▶ STATED PROBLEM: Count every line that holds the string "this", then give that number alone.

▶ THE RECORDS:

↓↓↓

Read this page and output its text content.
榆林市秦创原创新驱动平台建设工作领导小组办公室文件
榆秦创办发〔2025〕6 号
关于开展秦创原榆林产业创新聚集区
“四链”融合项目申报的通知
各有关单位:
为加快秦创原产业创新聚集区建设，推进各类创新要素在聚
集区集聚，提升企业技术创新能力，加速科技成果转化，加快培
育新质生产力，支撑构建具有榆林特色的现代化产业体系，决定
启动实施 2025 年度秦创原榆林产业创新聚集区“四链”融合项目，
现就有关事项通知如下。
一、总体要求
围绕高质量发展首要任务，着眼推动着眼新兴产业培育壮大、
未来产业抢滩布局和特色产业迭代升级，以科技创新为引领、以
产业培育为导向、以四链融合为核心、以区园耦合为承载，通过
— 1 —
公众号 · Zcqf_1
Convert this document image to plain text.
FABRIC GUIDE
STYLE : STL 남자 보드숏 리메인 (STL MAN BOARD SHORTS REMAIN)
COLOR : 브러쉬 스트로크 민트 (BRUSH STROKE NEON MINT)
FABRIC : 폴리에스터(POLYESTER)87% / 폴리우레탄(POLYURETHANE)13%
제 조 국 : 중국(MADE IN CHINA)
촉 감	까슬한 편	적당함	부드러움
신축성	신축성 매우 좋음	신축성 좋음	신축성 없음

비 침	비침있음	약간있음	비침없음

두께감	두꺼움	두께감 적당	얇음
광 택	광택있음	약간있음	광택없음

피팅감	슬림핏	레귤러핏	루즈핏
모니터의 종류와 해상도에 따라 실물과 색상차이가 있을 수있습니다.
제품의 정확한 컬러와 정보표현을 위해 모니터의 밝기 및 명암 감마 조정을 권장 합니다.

↑↑↑

▶ CORRECT OUTPUT: 2